"""

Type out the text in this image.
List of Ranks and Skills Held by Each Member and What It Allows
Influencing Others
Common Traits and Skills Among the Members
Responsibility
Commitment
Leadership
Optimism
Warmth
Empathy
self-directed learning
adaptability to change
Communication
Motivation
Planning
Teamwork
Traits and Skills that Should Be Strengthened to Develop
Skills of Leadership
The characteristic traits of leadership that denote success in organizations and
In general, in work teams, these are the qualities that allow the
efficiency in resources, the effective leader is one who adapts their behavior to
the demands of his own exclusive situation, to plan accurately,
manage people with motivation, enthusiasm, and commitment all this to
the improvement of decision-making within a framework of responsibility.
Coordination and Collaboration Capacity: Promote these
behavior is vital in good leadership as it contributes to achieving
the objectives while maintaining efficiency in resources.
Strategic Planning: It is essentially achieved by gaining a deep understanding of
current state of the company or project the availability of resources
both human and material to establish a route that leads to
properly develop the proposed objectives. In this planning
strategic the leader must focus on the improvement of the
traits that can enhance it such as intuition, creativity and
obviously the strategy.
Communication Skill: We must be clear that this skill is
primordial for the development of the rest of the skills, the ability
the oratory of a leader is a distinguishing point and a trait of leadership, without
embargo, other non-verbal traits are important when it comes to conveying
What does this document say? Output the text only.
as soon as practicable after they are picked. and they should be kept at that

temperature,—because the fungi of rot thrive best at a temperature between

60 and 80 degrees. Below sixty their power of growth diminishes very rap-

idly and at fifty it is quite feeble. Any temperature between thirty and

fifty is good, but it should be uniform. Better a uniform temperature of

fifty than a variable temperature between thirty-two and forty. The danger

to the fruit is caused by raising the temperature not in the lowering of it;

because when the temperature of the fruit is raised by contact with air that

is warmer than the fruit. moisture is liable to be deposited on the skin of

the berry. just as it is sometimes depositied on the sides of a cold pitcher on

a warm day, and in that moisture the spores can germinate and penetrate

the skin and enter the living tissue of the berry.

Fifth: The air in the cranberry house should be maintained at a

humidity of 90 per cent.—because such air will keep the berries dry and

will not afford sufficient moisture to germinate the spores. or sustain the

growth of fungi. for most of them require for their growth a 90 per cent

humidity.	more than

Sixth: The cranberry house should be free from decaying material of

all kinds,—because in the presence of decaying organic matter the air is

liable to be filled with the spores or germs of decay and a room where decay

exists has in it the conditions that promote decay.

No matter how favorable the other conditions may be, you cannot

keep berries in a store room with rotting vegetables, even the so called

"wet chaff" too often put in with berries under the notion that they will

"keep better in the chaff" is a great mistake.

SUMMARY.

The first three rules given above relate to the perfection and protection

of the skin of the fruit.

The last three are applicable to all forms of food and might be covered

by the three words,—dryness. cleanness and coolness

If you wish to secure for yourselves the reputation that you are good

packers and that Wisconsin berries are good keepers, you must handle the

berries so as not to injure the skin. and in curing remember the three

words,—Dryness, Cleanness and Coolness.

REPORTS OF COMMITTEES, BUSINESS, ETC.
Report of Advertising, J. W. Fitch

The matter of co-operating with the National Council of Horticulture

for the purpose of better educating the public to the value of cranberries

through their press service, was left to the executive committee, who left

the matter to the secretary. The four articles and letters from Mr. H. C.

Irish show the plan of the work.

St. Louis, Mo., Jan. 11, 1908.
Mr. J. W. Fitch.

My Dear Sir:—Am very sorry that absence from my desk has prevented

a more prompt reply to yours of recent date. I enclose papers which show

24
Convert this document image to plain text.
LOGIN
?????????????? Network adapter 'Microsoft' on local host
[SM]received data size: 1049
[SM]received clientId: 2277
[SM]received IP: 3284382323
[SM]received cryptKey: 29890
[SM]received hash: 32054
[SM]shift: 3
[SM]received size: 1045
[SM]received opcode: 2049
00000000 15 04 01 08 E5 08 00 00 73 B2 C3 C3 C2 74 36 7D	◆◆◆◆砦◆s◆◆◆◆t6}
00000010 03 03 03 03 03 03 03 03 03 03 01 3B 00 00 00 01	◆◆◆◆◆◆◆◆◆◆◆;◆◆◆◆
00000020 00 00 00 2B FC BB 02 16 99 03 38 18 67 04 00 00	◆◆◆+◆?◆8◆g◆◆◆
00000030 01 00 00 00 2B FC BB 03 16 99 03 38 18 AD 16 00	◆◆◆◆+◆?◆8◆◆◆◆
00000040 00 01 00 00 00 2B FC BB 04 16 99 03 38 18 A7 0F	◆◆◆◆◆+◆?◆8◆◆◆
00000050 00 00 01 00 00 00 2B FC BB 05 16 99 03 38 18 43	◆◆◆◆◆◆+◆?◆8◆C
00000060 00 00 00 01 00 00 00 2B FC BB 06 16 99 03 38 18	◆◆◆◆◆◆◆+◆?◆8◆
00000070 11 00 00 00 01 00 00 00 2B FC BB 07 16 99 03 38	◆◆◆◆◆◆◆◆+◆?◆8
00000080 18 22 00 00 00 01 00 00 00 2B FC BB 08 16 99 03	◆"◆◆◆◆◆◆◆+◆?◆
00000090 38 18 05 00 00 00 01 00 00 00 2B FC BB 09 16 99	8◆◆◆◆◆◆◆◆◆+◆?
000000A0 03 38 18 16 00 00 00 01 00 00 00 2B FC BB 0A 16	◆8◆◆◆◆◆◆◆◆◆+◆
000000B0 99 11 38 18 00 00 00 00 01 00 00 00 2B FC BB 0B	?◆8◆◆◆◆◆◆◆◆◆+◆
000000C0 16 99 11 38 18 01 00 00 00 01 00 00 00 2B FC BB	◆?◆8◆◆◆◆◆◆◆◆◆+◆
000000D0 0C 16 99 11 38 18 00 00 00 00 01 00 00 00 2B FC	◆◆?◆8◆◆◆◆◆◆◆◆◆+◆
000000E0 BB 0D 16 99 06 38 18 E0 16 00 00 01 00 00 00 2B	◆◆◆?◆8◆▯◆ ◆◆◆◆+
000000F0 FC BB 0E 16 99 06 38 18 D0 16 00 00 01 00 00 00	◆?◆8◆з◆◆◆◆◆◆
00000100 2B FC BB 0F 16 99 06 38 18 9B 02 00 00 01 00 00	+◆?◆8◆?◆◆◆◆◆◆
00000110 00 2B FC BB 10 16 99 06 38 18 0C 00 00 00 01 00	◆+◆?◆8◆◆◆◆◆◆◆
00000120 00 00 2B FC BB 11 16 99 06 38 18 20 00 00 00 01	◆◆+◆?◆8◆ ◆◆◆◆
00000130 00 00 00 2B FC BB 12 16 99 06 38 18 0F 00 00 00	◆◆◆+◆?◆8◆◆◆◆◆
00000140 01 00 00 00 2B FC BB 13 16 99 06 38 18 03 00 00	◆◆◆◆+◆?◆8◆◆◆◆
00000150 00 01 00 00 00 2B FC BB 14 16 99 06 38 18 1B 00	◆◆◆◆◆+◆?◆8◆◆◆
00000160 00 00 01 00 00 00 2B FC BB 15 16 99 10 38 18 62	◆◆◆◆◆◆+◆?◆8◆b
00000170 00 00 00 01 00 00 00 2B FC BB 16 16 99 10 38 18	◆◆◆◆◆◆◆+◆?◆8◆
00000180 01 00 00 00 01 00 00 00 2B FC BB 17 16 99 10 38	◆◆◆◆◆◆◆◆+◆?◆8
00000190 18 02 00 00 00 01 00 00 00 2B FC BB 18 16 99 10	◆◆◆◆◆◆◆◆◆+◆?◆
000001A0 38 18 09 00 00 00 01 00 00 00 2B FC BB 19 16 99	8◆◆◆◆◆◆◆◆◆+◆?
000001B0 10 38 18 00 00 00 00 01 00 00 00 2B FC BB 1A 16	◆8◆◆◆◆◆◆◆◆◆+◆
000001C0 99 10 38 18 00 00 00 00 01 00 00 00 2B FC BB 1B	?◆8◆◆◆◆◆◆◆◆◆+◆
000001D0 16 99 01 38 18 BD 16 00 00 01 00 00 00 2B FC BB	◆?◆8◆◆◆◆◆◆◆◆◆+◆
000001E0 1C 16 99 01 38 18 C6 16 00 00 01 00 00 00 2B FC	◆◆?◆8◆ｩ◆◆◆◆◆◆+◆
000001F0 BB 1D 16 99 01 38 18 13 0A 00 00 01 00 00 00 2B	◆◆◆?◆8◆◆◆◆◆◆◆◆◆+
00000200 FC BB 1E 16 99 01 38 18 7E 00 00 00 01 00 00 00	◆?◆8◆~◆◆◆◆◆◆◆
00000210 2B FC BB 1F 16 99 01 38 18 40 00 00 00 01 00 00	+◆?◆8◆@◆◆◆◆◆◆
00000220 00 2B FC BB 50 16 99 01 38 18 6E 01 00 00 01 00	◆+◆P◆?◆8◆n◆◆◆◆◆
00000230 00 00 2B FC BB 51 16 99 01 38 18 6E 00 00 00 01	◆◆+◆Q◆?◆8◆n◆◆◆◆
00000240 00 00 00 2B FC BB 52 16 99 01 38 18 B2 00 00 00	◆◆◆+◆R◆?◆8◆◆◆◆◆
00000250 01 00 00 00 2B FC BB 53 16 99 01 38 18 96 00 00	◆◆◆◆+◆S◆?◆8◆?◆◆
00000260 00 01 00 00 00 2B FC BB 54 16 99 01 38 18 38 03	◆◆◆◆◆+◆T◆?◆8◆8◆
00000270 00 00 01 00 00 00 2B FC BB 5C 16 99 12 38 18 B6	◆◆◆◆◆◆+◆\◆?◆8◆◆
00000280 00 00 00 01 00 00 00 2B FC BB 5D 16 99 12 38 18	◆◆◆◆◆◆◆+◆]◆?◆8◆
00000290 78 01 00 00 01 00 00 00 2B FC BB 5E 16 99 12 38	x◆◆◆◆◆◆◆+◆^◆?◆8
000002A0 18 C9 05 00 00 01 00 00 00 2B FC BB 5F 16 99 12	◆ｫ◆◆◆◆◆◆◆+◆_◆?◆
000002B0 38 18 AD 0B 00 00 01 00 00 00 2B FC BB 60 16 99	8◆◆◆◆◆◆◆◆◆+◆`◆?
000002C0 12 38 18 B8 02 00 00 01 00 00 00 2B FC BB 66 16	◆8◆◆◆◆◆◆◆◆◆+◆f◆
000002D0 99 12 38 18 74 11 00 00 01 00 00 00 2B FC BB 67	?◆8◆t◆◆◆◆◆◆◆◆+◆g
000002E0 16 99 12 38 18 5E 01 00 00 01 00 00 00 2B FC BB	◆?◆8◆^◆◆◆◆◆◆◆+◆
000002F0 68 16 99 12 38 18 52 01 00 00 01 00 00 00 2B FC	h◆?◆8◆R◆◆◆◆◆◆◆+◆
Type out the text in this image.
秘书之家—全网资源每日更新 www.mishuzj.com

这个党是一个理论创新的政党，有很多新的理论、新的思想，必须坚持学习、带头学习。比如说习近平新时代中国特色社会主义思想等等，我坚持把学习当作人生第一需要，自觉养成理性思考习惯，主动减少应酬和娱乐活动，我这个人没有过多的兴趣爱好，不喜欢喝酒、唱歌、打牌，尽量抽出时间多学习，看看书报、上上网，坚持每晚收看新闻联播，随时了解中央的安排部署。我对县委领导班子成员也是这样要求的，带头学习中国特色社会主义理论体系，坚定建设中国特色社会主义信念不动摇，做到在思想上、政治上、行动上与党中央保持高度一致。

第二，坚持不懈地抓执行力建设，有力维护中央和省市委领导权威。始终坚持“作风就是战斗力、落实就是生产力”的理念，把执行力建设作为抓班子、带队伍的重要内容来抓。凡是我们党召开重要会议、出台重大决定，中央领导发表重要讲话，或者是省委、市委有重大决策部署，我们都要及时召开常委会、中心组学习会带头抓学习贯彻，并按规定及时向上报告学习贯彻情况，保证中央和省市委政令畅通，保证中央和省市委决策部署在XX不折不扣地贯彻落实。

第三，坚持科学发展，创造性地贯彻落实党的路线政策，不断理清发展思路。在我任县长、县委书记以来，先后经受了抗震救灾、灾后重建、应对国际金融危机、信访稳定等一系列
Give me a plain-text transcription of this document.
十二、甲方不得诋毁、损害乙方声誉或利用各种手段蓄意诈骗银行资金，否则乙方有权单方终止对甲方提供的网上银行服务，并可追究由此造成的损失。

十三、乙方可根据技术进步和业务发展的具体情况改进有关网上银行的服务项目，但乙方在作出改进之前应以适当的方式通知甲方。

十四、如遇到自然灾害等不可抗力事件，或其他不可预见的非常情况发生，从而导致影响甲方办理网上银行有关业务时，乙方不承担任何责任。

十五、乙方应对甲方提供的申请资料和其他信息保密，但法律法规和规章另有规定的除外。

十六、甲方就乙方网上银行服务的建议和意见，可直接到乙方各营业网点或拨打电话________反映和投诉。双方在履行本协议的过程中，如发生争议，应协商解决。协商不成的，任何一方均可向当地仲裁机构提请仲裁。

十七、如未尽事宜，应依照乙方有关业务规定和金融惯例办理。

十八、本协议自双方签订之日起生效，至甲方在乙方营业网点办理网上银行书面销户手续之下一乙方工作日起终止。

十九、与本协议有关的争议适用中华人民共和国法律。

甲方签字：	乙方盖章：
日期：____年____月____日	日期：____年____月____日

"""

▸ Set task: Beginning at the line that holds "Give me a plain-text", reproduce each line of the records above down to and including the last one.

▸ The result:
Give me a plain-text transcription of this document.
十二、甲方不得诋毁、损害乙方声誉或利用各种手段蓄意诈骗银行资金，否则乙方有权单方终止对甲方提供的网上银行服务，并可追究由此造成的损失。

十三、乙方可根据技术进步和业务发展的具体情况改进有关网上银行的服务项目，但乙方在作出改进之前应以适当的方式通知甲方。

十四、如遇到自然灾害等不可抗力事件，或其他不可预见的非常情况发生，从而导致影响甲方办理网上银行有关业务时，乙方不承担任何责任。

十五、乙方应对甲方提供的申请资料和其他信息保密，但法律法规和规章另有规定的除外。

十六、甲方就乙方网上银行服务的建议和意见，可直接到乙方各营业网点或拨打电话________反映和投诉。双方在履行本协议的过程中，如发生争议，应协商解决。协商不成的，任何一方均可向当地仲裁机构提请仲裁。

十七、如未尽事宜，应依照乙方有关业务规定和金融惯例办理。

十八、本协议自双方签订之日起生效，至甲方在乙方营业网点办理网上银行书面销户手续之下一乙方工作日起终止。

十九、与本协议有关的争议适用中华人民共和国法律。

甲方签字：	乙方盖章：
日期：____年____月____日	日期：____年____月____日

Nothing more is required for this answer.